[start RECORDS PROVIDED]

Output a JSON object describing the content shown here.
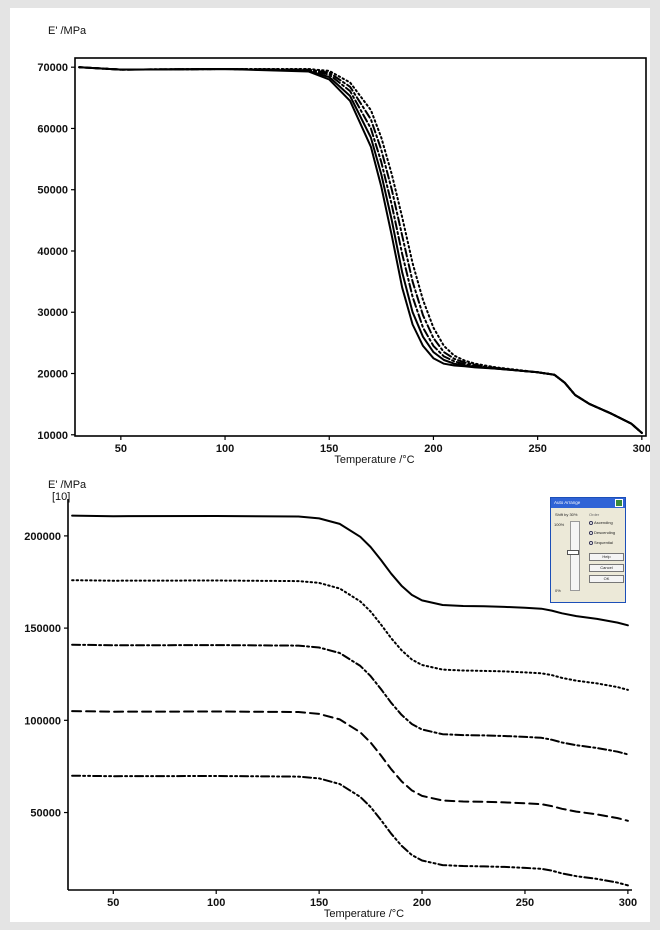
{
  "chart_data": [
    {
      "type": "line",
      "title": "",
      "ylabel": "E' /MPa",
      "xlabel": "Temperature /°C",
      "xlim": [
        28,
        302
      ],
      "ylim": [
        9800,
        71500
      ],
      "x_ticks": [
        50,
        100,
        150,
        200,
        250,
        300
      ],
      "x_tick_labels": [
        "50",
        "100",
        "150",
        "200",
        "250",
        "300"
      ],
      "y_ticks": [
        10000,
        20000,
        30000,
        40000,
        50000,
        60000,
        70000
      ],
      "y_tick_labels": [
        "10000",
        "20000",
        "30000",
        "40000",
        "50000",
        "60000",
        "70000"
      ],
      "grid": false,
      "series": [
        {
          "style": "solid",
          "x": [
            30,
            50,
            100,
            140,
            150,
            160,
            170,
            175,
            180,
            185,
            190,
            195,
            200,
            205,
            210,
            215,
            220,
            230,
            240,
            250,
            258,
            263,
            268,
            275,
            285,
            295,
            300
          ],
          "y": [
            70000,
            69600,
            69700,
            69300,
            68000,
            64500,
            57000,
            50500,
            42500,
            34000,
            28000,
            24500,
            22500,
            21600,
            21300,
            21200,
            21000,
            20800,
            20500,
            20200,
            19800,
            18500,
            16500,
            15000,
            13500,
            11800,
            10300
          ]
        },
        {
          "style": "solid",
          "x": [
            30,
            50,
            100,
            140,
            150,
            160,
            170,
            175,
            180,
            185,
            190,
            195,
            200,
            205,
            210,
            215,
            220,
            230,
            240,
            250,
            258,
            263,
            268,
            275,
            285,
            295,
            300
          ],
          "y": [
            70000,
            69600,
            69700,
            69400,
            68400,
            65300,
            58500,
            52500,
            45000,
            36500,
            30000,
            26000,
            23500,
            22200,
            21600,
            21300,
            21100,
            20800,
            20500,
            20200,
            19800,
            18500,
            16500,
            15000,
            13500,
            11800,
            10300
          ]
        },
        {
          "style": "dash-dot",
          "x": [
            30,
            50,
            100,
            140,
            150,
            160,
            170,
            175,
            180,
            185,
            190,
            195,
            200,
            205,
            210,
            215,
            220,
            230,
            240,
            250,
            258,
            263,
            268,
            275,
            285,
            295,
            300
          ],
          "y": [
            70000,
            69600,
            69700,
            69500,
            68800,
            66100,
            60000,
            54500,
            47500,
            39500,
            32500,
            27500,
            24500,
            22800,
            22000,
            21500,
            21200,
            20900,
            20500,
            20200,
            19800,
            18500,
            16500,
            15000,
            13500,
            11800,
            10300
          ]
        },
        {
          "style": "dash-dot",
          "x": [
            30,
            50,
            100,
            140,
            150,
            160,
            170,
            175,
            180,
            185,
            190,
            195,
            200,
            205,
            210,
            215,
            220,
            230,
            240,
            250,
            258,
            263,
            268,
            275,
            285,
            295,
            300
          ],
          "y": [
            70000,
            69600,
            69700,
            69600,
            69100,
            66800,
            61500,
            56500,
            50000,
            42500,
            35000,
            29500,
            25800,
            23500,
            22400,
            21800,
            21400,
            20900,
            20500,
            20200,
            19800,
            18500,
            16500,
            15000,
            13500,
            11800,
            10300
          ]
        },
        {
          "style": "dotted",
          "x": [
            30,
            50,
            100,
            140,
            150,
            160,
            170,
            175,
            180,
            185,
            190,
            195,
            200,
            205,
            210,
            215,
            220,
            230,
            240,
            250,
            258,
            263,
            268,
            275,
            285,
            295,
            300
          ],
          "y": [
            70000,
            69600,
            69700,
            69700,
            69400,
            67500,
            63000,
            58500,
            52500,
            45500,
            38000,
            32000,
            27500,
            24500,
            22900,
            22100,
            21600,
            21000,
            20600,
            20200,
            19800,
            18500,
            16500,
            15000,
            13500,
            11800,
            10300
          ]
        }
      ]
    },
    {
      "type": "line",
      "title": "",
      "ylabel": "E' /MPa",
      "y_sublabel": "[10]",
      "xlabel": "Temperature /°C",
      "xlim": [
        28,
        302
      ],
      "ylim": [
        8000,
        220000
      ],
      "x_ticks": [
        50,
        100,
        150,
        200,
        250,
        300
      ],
      "x_tick_labels": [
        "50",
        "100",
        "150",
        "200",
        "250",
        "300"
      ],
      "y_ticks": [
        50000,
        100000,
        150000,
        200000
      ],
      "y_tick_labels": [
        "50000",
        "100000",
        "150000",
        "200000"
      ],
      "grid": false,
      "series": [
        {
          "style": "solid",
          "x": [
            30,
            50,
            100,
            140,
            150,
            160,
            170,
            175,
            180,
            185,
            190,
            195,
            200,
            210,
            220,
            230,
            240,
            250,
            258,
            263,
            268,
            275,
            285,
            295,
            300
          ],
          "y": [
            211000,
            210700,
            210800,
            210500,
            209500,
            206500,
            199500,
            194000,
            187000,
            179500,
            173000,
            168000,
            165000,
            162500,
            162000,
            161800,
            161500,
            161000,
            160500,
            159500,
            158000,
            156500,
            155000,
            153000,
            151500
          ]
        },
        {
          "style": "dotted",
          "x": [
            30,
            50,
            100,
            140,
            150,
            160,
            170,
            175,
            180,
            185,
            190,
            195,
            200,
            210,
            220,
            230,
            240,
            250,
            258,
            263,
            268,
            275,
            285,
            295,
            300
          ],
          "y": [
            176000,
            175700,
            175800,
            175500,
            174500,
            171500,
            164500,
            159000,
            152000,
            144500,
            138000,
            133000,
            130000,
            127500,
            127000,
            126800,
            126500,
            126000,
            125500,
            124500,
            123000,
            121500,
            120000,
            118000,
            116500
          ]
        },
        {
          "style": "dash-dot",
          "x": [
            30,
            50,
            100,
            140,
            150,
            160,
            170,
            175,
            180,
            185,
            190,
            195,
            200,
            210,
            220,
            230,
            240,
            250,
            258,
            263,
            268,
            275,
            285,
            295,
            300
          ],
          "y": [
            141000,
            140700,
            140800,
            140500,
            139500,
            136500,
            129500,
            124000,
            117000,
            109500,
            103000,
            98000,
            95000,
            92500,
            92000,
            91800,
            91500,
            91000,
            90500,
            89500,
            88000,
            86500,
            85000,
            83000,
            81500
          ]
        },
        {
          "style": "dashed",
          "x": [
            30,
            50,
            100,
            140,
            150,
            160,
            170,
            175,
            180,
            185,
            190,
            195,
            200,
            210,
            220,
            230,
            240,
            250,
            258,
            263,
            268,
            275,
            285,
            295,
            300
          ],
          "y": [
            105000,
            104700,
            104800,
            104500,
            103500,
            100500,
            93500,
            88000,
            81000,
            73500,
            67000,
            62000,
            59000,
            56500,
            56000,
            55800,
            55500,
            55000,
            54500,
            53500,
            52000,
            50500,
            49000,
            47000,
            45500
          ]
        },
        {
          "style": "dash-dot-dot",
          "x": [
            30,
            50,
            100,
            140,
            150,
            160,
            170,
            175,
            180,
            185,
            190,
            195,
            200,
            210,
            220,
            230,
            240,
            250,
            258,
            263,
            268,
            275,
            285,
            295,
            300
          ],
          "y": [
            70000,
            69700,
            69800,
            69500,
            68500,
            65500,
            58500,
            53000,
            46000,
            38500,
            32000,
            27000,
            24000,
            21500,
            21000,
            20800,
            20500,
            20000,
            19500,
            18500,
            17000,
            15500,
            14000,
            12000,
            10500
          ]
        }
      ]
    }
  ],
  "dialog": {
    "title": "Auto Arrange",
    "shift_label": "Shift by 30%",
    "order_label": "Order",
    "pct_top": "100%",
    "pct_bottom": "0%",
    "radios": [
      "Ascending",
      "Descending",
      "Sequential"
    ],
    "buttons": [
      "Help",
      "Cancel",
      "OK"
    ]
  }
}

[end RECORDS PROVIDED]

### [PROBLEM TO WORK ON]
Do not include the images; transcribe the rest of the listing exactly.

### [IN RESPONSE]
Output a JSON object describing the content shown here.
{
  "chart_data": [
    {
      "type": "line",
      "title": "",
      "ylabel": "E' /MPa",
      "xlabel": "Temperature /°C",
      "xlim": [
        28,
        302
      ],
      "ylim": [
        9800,
        71500
      ],
      "x_ticks": [
        50,
        100,
        150,
        200,
        250,
        300
      ],
      "x_tick_labels": [
        "50",
        "100",
        "150",
        "200",
        "250",
        "300"
      ],
      "y_ticks": [
        10000,
        20000,
        30000,
        40000,
        50000,
        60000,
        70000
      ],
      "y_tick_labels": [
        "10000",
        "20000",
        "30000",
        "40000",
        "50000",
        "60000",
        "70000"
      ],
      "grid": false,
      "series": [
        {
          "style": "solid",
          "x": [
            30,
            50,
            100,
            140,
            150,
            160,
            170,
            175,
            180,
            185,
            190,
            195,
            200,
            205,
            210,
            215,
            220,
            230,
            240,
            250,
            258,
            263,
            268,
            275,
            285,
            295,
            300
          ],
          "y": [
            70000,
            69600,
            69700,
            69300,
            68000,
            64500,
            57000,
            50500,
            42500,
            34000,
            28000,
            24500,
            22500,
            21600,
            21300,
            21200,
            21000,
            20800,
            20500,
            20200,
            19800,
            18500,
            16500,
            15000,
            13500,
            11800,
            10300
          ]
        },
        {
          "style": "solid",
          "x": [
            30,
            50,
            100,
            140,
            150,
            160,
            170,
            175,
            180,
            185,
            190,
            195,
            200,
            205,
            210,
            215,
            220,
            230,
            240,
            250,
            258,
            263,
            268,
            275,
            285,
            295,
            300
          ],
          "y": [
            70000,
            69600,
            69700,
            69400,
            68400,
            65300,
            58500,
            52500,
            45000,
            36500,
            30000,
            26000,
            23500,
            22200,
            21600,
            21300,
            21100,
            20800,
            20500,
            20200,
            19800,
            18500,
            16500,
            15000,
            13500,
            11800,
            10300
          ]
        },
        {
          "style": "dash-dot",
          "x": [
            30,
            50,
            100,
            140,
            150,
            160,
            170,
            175,
            180,
            185,
            190,
            195,
            200,
            205,
            210,
            215,
            220,
            230,
            240,
            250,
            258,
            263,
            268,
            275,
            285,
            295,
            300
          ],
          "y": [
            70000,
            69600,
            69700,
            69500,
            68800,
            66100,
            60000,
            54500,
            47500,
            39500,
            32500,
            27500,
            24500,
            22800,
            22000,
            21500,
            21200,
            20900,
            20500,
            20200,
            19800,
            18500,
            16500,
            15000,
            13500,
            11800,
            10300
          ]
        },
        {
          "style": "dash-dot",
          "x": [
            30,
            50,
            100,
            140,
            150,
            160,
            170,
            175,
            180,
            185,
            190,
            195,
            200,
            205,
            210,
            215,
            220,
            230,
            240,
            250,
            258,
            263,
            268,
            275,
            285,
            295,
            300
          ],
          "y": [
            70000,
            69600,
            69700,
            69600,
            69100,
            66800,
            61500,
            56500,
            50000,
            42500,
            35000,
            29500,
            25800,
            23500,
            22400,
            21800,
            21400,
            20900,
            20500,
            20200,
            19800,
            18500,
            16500,
            15000,
            13500,
            11800,
            10300
          ]
        },
        {
          "style": "dotted",
          "x": [
            30,
            50,
            100,
            140,
            150,
            160,
            170,
            175,
            180,
            185,
            190,
            195,
            200,
            205,
            210,
            215,
            220,
            230,
            240,
            250,
            258,
            263,
            268,
            275,
            285,
            295,
            300
          ],
          "y": [
            70000,
            69600,
            69700,
            69700,
            69400,
            67500,
            63000,
            58500,
            52500,
            45500,
            38000,
            32000,
            27500,
            24500,
            22900,
            22100,
            21600,
            21000,
            20600,
            20200,
            19800,
            18500,
            16500,
            15000,
            13500,
            11800,
            10300
          ]
        }
      ]
    },
    {
      "type": "line",
      "title": "",
      "ylabel": "E' /MPa",
      "y_sublabel": "[10]",
      "xlabel": "Temperature /°C",
      "xlim": [
        28,
        302
      ],
      "ylim": [
        8000,
        220000
      ],
      "x_ticks": [
        50,
        100,
        150,
        200,
        250,
        300
      ],
      "x_tick_labels": [
        "50",
        "100",
        "150",
        "200",
        "250",
        "300"
      ],
      "y_ticks": [
        50000,
        100000,
        150000,
        200000
      ],
      "y_tick_labels": [
        "50000",
        "100000",
        "150000",
        "200000"
      ],
      "grid": false,
      "series": [
        {
          "style": "solid",
          "x": [
            30,
            50,
            100,
            140,
            150,
            160,
            170,
            175,
            180,
            185,
            190,
            195,
            200,
            210,
            220,
            230,
            240,
            250,
            258,
            263,
            268,
            275,
            285,
            295,
            300
          ],
          "y": [
            211000,
            210700,
            210800,
            210500,
            209500,
            206500,
            199500,
            194000,
            187000,
            179500,
            173000,
            168000,
            165000,
            162500,
            162000,
            161800,
            161500,
            161000,
            160500,
            159500,
            158000,
            156500,
            155000,
            153000,
            151500
          ]
        },
        {
          "style": "dotted",
          "x": [
            30,
            50,
            100,
            140,
            150,
            160,
            170,
            175,
            180,
            185,
            190,
            195,
            200,
            210,
            220,
            230,
            240,
            250,
            258,
            263,
            268,
            275,
            285,
            295,
            300
          ],
          "y": [
            176000,
            175700,
            175800,
            175500,
            174500,
            171500,
            164500,
            159000,
            152000,
            144500,
            138000,
            133000,
            130000,
            127500,
            127000,
            126800,
            126500,
            126000,
            125500,
            124500,
            123000,
            121500,
            120000,
            118000,
            116500
          ]
        },
        {
          "style": "dash-dot",
          "x": [
            30,
            50,
            100,
            140,
            150,
            160,
            170,
            175,
            180,
            185,
            190,
            195,
            200,
            210,
            220,
            230,
            240,
            250,
            258,
            263,
            268,
            275,
            285,
            295,
            300
          ],
          "y": [
            141000,
            140700,
            140800,
            140500,
            139500,
            136500,
            129500,
            124000,
            117000,
            109500,
            103000,
            98000,
            95000,
            92500,
            92000,
            91800,
            91500,
            91000,
            90500,
            89500,
            88000,
            86500,
            85000,
            83000,
            81500
          ]
        },
        {
          "style": "dashed",
          "x": [
            30,
            50,
            100,
            140,
            150,
            160,
            170,
            175,
            180,
            185,
            190,
            195,
            200,
            210,
            220,
            230,
            240,
            250,
            258,
            263,
            268,
            275,
            285,
            295,
            300
          ],
          "y": [
            105000,
            104700,
            104800,
            104500,
            103500,
            100500,
            93500,
            88000,
            81000,
            73500,
            67000,
            62000,
            59000,
            56500,
            56000,
            55800,
            55500,
            55000,
            54500,
            53500,
            52000,
            50500,
            49000,
            47000,
            45500
          ]
        },
        {
          "style": "dash-dot-dot",
          "x": [
            30,
            50,
            100,
            140,
            150,
            160,
            170,
            175,
            180,
            185,
            190,
            195,
            200,
            210,
            220,
            230,
            240,
            250,
            258,
            263,
            268,
            275,
            285,
            295,
            300
          ],
          "y": [
            70000,
            69700,
            69800,
            69500,
            68500,
            65500,
            58500,
            53000,
            46000,
            38500,
            32000,
            27000,
            24000,
            21500,
            21000,
            20800,
            20500,
            20000,
            19500,
            18500,
            17000,
            15500,
            14000,
            12000,
            10500
          ]
        }
      ]
    }
  ],
  "dialog": {
    "title": "Auto Arrange",
    "shift_label": "Shift by 30%",
    "order_label": "Order",
    "pct_top": "100%",
    "pct_bottom": "0%",
    "radios": [
      "Ascending",
      "Descending",
      "Sequential"
    ],
    "buttons": [
      "Help",
      "Cancel",
      "OK"
    ]
  }
}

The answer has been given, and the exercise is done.